◆ **Given instruction**: Copy the lines below verbatim, beginning with the line that includes "Extract all readable text from this page." and continuing to the end; leave out everything before it.

## BEGIN Working data

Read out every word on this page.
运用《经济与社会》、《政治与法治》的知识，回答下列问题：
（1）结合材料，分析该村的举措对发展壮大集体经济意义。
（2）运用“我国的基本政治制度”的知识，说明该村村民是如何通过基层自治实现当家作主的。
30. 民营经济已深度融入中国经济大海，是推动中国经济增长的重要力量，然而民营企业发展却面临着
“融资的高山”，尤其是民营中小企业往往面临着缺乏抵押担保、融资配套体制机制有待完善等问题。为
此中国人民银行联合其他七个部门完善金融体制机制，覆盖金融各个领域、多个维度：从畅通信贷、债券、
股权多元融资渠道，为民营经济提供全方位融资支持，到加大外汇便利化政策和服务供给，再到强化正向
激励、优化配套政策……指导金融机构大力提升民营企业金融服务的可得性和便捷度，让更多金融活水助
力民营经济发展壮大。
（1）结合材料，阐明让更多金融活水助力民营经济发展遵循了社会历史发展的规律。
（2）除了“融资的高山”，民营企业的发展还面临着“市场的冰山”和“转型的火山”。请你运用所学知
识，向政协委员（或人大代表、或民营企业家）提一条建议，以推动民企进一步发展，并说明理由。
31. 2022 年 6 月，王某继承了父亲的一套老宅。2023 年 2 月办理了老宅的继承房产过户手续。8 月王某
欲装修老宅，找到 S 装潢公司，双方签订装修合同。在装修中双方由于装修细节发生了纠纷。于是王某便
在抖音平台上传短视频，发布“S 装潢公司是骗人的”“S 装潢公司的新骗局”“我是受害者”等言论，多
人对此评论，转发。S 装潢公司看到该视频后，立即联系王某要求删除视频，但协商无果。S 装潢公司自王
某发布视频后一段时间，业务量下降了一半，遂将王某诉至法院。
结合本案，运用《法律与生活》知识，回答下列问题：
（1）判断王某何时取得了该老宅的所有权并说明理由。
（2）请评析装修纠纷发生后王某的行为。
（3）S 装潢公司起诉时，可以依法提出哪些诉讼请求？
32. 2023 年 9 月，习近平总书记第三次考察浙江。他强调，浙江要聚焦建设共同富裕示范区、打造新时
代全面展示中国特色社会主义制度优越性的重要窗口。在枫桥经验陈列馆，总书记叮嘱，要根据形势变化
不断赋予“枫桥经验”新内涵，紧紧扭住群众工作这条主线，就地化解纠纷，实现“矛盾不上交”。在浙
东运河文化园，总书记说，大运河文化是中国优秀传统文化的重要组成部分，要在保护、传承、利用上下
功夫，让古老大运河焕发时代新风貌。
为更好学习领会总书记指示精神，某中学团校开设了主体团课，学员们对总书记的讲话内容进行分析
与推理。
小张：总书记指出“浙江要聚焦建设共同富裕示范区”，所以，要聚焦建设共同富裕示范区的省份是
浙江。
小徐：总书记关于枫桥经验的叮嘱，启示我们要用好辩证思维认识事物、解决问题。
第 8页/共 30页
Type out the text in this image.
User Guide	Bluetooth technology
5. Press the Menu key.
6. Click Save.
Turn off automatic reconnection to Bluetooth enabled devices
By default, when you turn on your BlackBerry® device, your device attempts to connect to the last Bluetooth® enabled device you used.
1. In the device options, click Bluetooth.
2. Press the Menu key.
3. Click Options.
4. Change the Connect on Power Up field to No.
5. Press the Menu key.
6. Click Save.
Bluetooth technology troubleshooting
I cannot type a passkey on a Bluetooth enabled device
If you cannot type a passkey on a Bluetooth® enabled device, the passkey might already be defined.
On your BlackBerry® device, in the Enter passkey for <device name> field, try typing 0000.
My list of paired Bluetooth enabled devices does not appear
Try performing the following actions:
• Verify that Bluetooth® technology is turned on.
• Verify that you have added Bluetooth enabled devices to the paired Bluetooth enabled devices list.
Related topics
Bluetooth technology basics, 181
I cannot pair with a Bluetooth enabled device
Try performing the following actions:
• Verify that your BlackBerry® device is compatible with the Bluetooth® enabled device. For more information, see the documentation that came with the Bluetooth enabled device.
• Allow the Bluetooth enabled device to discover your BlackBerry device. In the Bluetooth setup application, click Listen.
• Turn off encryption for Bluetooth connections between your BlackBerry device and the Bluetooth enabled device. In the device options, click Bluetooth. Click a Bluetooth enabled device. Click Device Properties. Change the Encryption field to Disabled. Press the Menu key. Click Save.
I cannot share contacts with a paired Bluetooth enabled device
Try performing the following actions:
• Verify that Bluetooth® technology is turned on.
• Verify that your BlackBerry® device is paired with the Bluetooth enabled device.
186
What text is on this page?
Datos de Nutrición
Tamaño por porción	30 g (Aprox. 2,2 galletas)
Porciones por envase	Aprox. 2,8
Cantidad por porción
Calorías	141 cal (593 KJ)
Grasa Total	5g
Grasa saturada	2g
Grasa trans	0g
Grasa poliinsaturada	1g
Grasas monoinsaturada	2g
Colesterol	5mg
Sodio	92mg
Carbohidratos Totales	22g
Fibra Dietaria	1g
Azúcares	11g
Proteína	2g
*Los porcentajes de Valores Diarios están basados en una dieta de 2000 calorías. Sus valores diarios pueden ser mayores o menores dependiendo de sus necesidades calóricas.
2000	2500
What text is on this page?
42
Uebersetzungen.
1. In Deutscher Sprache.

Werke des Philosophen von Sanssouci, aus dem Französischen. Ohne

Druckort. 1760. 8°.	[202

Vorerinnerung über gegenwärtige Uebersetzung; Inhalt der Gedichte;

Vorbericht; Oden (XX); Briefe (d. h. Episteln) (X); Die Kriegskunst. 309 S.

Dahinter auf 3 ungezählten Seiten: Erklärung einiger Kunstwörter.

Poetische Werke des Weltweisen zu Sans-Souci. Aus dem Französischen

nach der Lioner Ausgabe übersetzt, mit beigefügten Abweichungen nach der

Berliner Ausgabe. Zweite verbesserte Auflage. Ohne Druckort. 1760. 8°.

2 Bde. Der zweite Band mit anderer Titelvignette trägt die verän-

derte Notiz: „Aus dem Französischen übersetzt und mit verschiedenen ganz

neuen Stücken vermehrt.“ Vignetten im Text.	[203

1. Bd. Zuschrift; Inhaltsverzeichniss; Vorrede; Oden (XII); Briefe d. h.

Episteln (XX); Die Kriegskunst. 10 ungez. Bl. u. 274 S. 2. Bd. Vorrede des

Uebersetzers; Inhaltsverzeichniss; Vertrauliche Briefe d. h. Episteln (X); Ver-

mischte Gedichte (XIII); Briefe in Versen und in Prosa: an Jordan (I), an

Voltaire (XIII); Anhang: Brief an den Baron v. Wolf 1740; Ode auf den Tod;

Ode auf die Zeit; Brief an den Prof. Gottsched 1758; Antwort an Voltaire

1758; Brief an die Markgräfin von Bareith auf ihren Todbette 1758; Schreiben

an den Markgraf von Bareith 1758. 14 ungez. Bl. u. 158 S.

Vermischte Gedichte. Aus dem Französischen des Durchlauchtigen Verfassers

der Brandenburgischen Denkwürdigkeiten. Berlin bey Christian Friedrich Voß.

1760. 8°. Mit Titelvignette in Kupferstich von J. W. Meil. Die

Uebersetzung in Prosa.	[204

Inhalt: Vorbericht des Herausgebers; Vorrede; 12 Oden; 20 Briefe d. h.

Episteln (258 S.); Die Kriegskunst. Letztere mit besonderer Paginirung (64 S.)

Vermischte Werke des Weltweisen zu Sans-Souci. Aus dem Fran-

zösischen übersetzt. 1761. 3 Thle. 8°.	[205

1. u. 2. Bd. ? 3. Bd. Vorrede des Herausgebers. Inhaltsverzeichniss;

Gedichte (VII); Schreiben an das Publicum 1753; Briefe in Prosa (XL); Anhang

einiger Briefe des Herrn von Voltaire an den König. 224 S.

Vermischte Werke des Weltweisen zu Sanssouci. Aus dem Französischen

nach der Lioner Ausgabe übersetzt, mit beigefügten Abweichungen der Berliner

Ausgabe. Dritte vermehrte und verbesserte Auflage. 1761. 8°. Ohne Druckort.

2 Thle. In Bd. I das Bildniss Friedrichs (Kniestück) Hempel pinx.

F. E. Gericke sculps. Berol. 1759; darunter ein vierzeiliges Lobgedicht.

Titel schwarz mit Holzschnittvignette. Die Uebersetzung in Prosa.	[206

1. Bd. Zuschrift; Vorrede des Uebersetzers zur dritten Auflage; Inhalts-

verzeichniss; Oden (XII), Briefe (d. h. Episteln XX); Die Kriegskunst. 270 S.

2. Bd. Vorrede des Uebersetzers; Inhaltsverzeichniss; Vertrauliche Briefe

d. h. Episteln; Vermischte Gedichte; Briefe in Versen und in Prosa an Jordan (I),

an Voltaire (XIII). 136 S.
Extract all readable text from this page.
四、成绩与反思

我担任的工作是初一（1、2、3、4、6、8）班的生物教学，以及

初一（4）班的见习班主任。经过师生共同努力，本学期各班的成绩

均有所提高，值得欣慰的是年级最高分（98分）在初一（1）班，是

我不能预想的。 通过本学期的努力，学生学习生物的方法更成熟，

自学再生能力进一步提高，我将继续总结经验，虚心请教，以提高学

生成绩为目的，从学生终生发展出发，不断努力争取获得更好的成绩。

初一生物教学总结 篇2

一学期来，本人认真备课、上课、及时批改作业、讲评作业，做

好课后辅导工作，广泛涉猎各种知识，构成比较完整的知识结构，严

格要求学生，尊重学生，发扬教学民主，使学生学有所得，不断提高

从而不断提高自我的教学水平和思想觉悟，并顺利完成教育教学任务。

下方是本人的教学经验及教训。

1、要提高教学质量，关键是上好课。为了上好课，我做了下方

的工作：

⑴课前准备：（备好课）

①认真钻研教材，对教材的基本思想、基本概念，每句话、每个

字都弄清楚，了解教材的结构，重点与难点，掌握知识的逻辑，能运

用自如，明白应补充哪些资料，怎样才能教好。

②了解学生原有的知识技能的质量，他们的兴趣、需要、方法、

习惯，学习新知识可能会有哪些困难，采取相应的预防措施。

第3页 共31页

## END Working data

◆ **Correct result**:
Extract all readable text from this page.
四、成绩与反思

我担任的工作是初一（1、2、3、4、6、8）班的生物教学，以及

初一（4）班的见习班主任。经过师生共同努力，本学期各班的成绩

均有所提高，值得欣慰的是年级最高分（98分）在初一（1）班，是

我不能预想的。 通过本学期的努力，学生学习生物的方法更成熟，

自学再生能力进一步提高，我将继续总结经验，虚心请教，以提高学

生成绩为目的，从学生终生发展出发，不断努力争取获得更好的成绩。

初一生物教学总结 篇2

一学期来，本人认真备课、上课、及时批改作业、讲评作业，做

好课后辅导工作，广泛涉猎各种知识，构成比较完整的知识结构，严

格要求学生，尊重学生，发扬教学民主，使学生学有所得，不断提高

从而不断提高自我的教学水平和思想觉悟，并顺利完成教育教学任务。

下方是本人的教学经验及教训。

1、要提高教学质量，关键是上好课。为了上好课，我做了下方

的工作：

⑴课前准备：（备好课）

①认真钻研教材，对教材的基本思想、基本概念，每句话、每个

字都弄清楚，了解教材的结构，重点与难点，掌握知识的逻辑，能运

用自如，明白应补充哪些资料，怎样才能教好。

②了解学生原有的知识技能的质量，他们的兴趣、需要、方法、

习惯，学习新知识可能会有哪些困难，采取相应的预防措施。

第3页 共31页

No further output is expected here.